# [Exercise]
Copy all lines in which the word "قریشی" can be found.
-- start Material for the task --
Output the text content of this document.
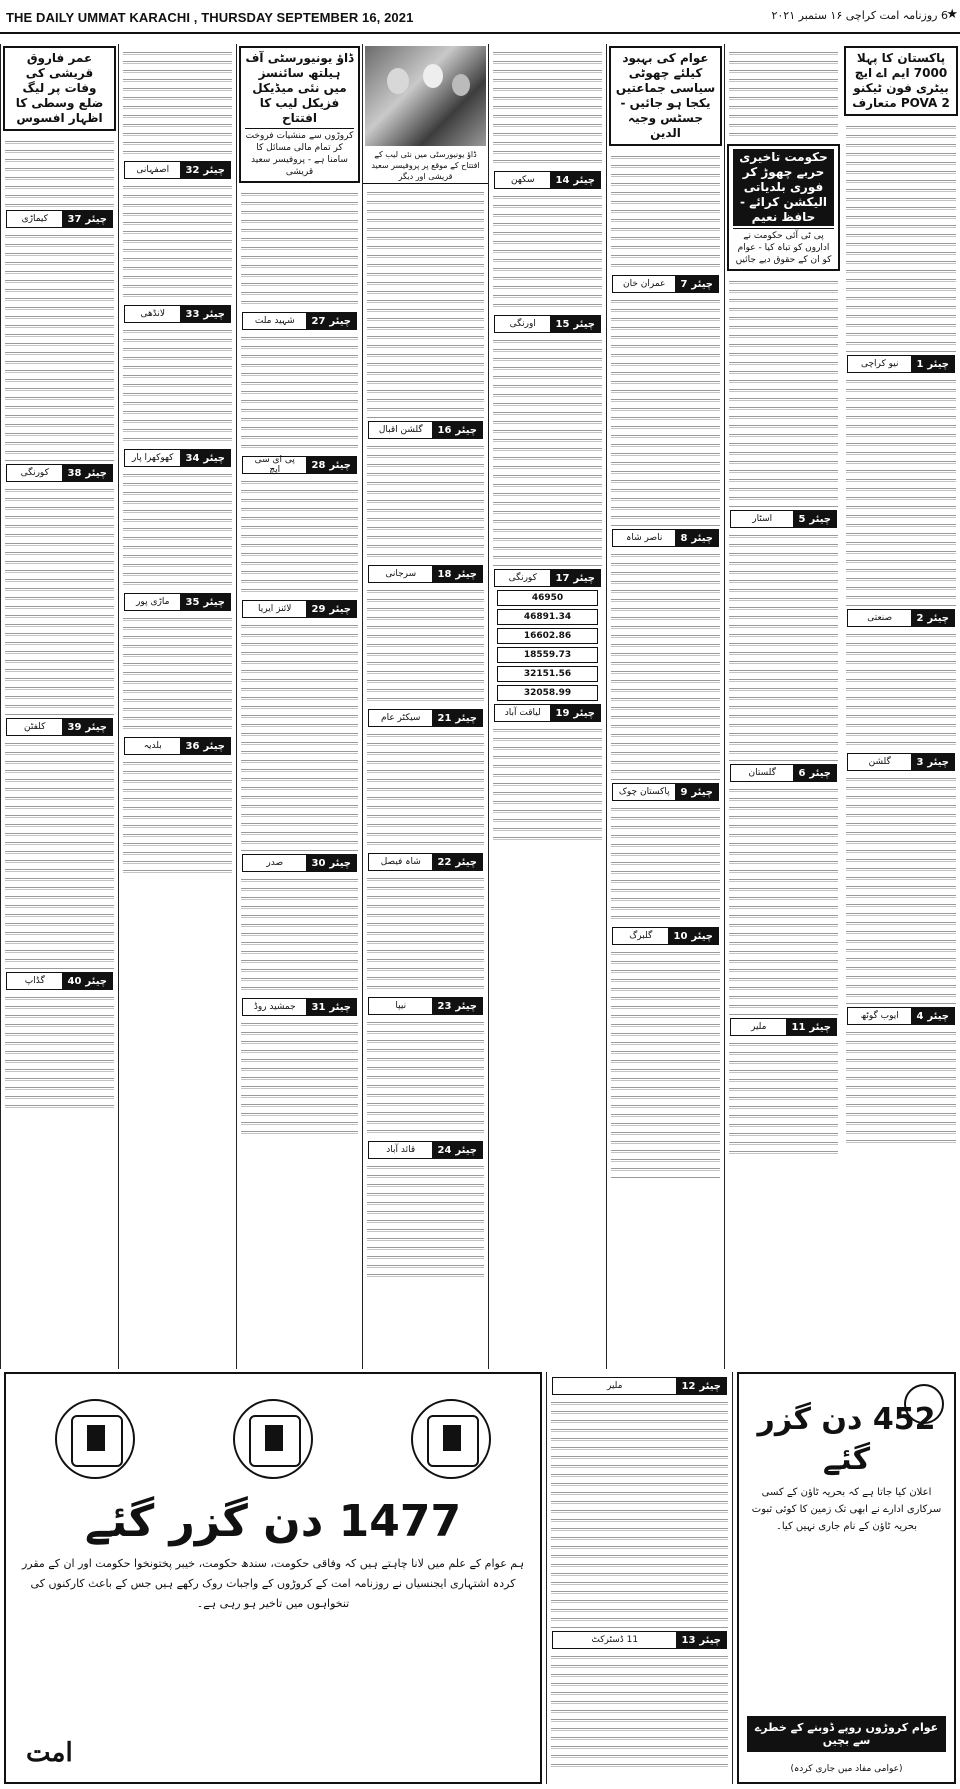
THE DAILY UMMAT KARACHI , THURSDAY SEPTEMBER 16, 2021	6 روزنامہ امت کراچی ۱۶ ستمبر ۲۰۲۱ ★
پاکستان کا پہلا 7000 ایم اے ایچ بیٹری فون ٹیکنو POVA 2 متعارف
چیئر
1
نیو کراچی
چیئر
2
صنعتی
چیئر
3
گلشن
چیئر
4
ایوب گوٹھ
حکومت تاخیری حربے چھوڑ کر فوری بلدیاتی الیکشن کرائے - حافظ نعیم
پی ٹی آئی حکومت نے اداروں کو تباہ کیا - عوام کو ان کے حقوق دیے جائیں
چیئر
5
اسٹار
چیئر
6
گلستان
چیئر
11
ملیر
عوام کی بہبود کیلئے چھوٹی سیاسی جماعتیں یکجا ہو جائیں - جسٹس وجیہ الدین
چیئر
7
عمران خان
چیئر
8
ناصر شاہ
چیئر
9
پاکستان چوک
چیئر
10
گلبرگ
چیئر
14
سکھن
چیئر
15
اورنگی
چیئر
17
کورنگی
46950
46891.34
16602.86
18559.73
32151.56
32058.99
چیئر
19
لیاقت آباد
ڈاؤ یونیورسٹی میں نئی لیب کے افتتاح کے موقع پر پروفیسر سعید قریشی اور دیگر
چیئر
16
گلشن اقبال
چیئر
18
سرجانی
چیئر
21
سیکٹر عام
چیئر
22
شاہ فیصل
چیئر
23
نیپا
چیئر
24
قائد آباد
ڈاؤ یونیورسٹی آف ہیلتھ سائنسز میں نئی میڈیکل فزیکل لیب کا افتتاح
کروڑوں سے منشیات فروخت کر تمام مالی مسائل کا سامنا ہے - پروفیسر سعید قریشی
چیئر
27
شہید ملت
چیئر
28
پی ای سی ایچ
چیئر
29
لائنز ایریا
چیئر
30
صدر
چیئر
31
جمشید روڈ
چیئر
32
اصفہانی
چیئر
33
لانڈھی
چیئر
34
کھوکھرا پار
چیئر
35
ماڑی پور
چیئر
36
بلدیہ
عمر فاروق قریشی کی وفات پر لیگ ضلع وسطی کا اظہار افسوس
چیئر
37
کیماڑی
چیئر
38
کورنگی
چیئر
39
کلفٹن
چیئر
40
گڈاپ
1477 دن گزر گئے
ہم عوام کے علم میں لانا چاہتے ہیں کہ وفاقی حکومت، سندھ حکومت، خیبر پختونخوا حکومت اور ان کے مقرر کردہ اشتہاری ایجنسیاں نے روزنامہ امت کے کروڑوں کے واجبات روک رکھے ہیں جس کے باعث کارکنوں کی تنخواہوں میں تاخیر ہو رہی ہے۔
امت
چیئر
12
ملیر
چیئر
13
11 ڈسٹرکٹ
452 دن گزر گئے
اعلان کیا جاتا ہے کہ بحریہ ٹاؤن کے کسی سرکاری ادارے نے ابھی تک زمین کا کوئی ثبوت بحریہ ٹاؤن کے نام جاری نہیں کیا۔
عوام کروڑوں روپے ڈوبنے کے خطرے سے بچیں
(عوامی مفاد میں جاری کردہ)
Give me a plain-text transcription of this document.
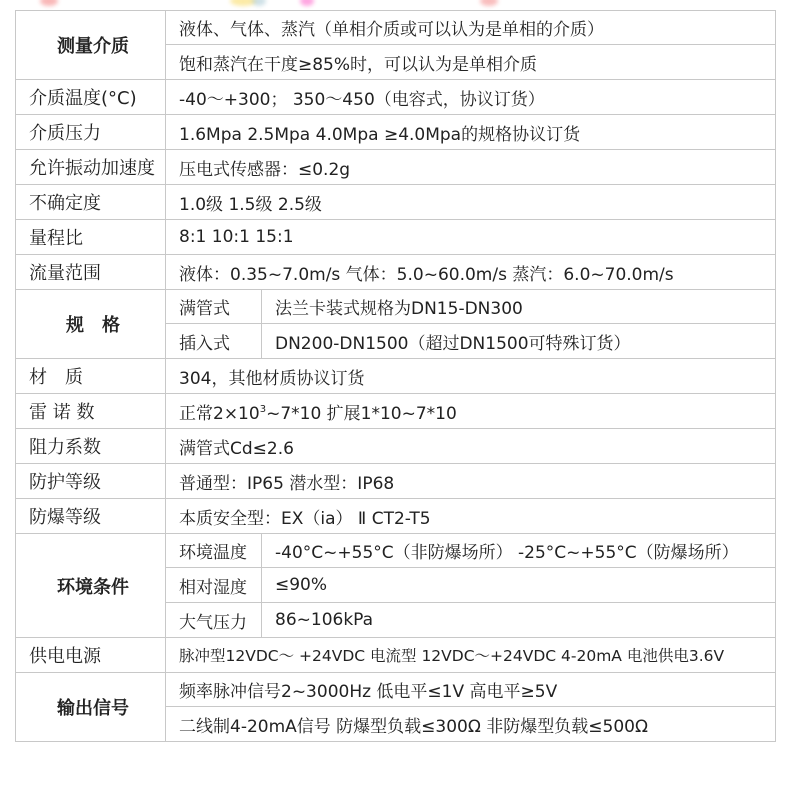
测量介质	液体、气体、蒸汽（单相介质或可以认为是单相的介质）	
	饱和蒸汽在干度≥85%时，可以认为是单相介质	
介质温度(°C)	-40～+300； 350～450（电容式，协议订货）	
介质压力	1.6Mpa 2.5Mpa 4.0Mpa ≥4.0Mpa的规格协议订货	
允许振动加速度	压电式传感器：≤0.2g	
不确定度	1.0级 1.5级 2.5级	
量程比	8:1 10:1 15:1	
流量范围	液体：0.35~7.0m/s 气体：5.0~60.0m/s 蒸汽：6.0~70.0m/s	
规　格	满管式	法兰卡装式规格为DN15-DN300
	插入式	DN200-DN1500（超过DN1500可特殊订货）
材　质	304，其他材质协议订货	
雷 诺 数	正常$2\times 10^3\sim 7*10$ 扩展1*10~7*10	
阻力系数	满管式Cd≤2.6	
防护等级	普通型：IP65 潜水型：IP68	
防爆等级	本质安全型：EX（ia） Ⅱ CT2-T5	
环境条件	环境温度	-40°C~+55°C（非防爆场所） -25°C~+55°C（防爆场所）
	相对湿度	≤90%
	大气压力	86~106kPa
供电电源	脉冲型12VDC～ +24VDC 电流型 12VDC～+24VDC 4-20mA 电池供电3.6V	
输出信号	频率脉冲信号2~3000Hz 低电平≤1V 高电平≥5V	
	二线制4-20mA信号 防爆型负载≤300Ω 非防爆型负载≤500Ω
-- end Material for the task --
-- start Material for the task --
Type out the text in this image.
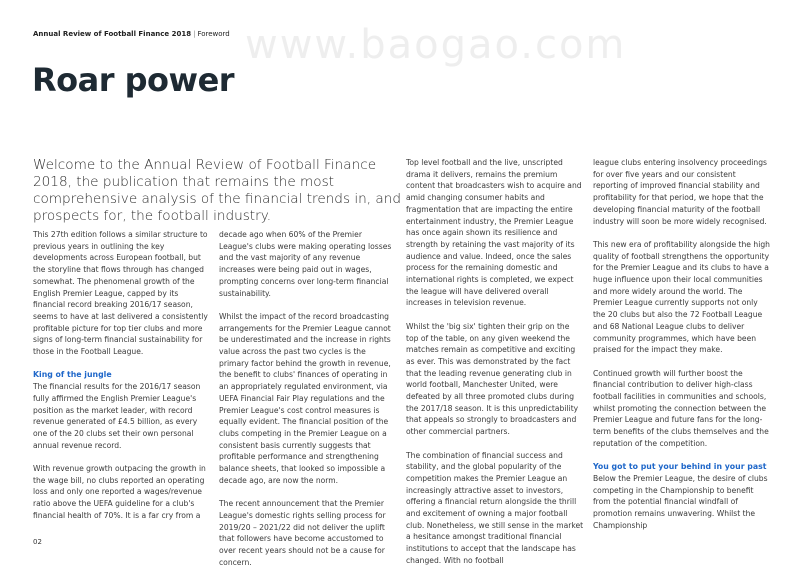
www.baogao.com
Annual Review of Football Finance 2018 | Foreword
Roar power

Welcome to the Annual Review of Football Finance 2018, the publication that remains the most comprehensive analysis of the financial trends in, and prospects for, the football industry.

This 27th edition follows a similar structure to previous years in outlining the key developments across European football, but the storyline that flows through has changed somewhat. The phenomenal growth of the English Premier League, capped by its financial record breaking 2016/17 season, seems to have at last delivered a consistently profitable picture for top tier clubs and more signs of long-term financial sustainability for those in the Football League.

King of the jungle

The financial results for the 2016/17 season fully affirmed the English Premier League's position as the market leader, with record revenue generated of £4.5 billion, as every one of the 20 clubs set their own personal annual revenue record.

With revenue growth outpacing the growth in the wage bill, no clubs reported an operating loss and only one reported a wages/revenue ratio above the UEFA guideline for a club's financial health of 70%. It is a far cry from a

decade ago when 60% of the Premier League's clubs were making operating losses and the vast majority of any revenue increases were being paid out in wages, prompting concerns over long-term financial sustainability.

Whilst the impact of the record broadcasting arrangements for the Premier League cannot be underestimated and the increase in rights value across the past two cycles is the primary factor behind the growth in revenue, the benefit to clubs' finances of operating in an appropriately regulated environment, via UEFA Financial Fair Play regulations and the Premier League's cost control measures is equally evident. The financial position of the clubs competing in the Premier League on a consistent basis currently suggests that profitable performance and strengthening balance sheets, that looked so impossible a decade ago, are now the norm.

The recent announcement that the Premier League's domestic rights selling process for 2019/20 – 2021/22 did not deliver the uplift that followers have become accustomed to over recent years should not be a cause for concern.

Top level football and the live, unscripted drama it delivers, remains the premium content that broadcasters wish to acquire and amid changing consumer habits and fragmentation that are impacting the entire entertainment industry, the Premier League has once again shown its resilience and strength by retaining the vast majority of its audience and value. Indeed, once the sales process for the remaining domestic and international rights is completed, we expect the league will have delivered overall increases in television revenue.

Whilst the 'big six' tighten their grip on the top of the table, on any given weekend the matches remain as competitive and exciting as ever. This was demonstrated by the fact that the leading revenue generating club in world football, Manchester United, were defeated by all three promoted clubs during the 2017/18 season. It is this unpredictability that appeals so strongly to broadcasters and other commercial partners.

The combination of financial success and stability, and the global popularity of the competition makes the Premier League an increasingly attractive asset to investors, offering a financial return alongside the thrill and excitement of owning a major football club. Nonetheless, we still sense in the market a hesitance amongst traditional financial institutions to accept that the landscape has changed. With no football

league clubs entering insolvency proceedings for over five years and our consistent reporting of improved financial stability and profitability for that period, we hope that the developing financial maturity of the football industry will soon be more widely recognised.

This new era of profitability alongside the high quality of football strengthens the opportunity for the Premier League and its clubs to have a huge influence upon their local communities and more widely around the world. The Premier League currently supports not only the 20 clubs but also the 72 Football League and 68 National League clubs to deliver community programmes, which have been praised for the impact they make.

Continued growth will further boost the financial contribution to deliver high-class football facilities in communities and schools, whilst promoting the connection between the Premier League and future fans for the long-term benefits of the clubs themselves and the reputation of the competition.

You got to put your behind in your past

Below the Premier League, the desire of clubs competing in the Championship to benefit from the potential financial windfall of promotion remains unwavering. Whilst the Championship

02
-- end Material for the task --
# [Solution below]
ڈاؤ یونیورسٹی میں نئی لیب کے افتتاح کے موقع پر پروفیسر سعید قریشی اور دیگر
کروڑوں سے منشیات فروخت کر تمام مالی مسائل کا سامنا ہے - پروفیسر سعید قریشی
عمر فاروق قریشی کی وفات پر لیگ ضلع وسطی کا اظہار افسوس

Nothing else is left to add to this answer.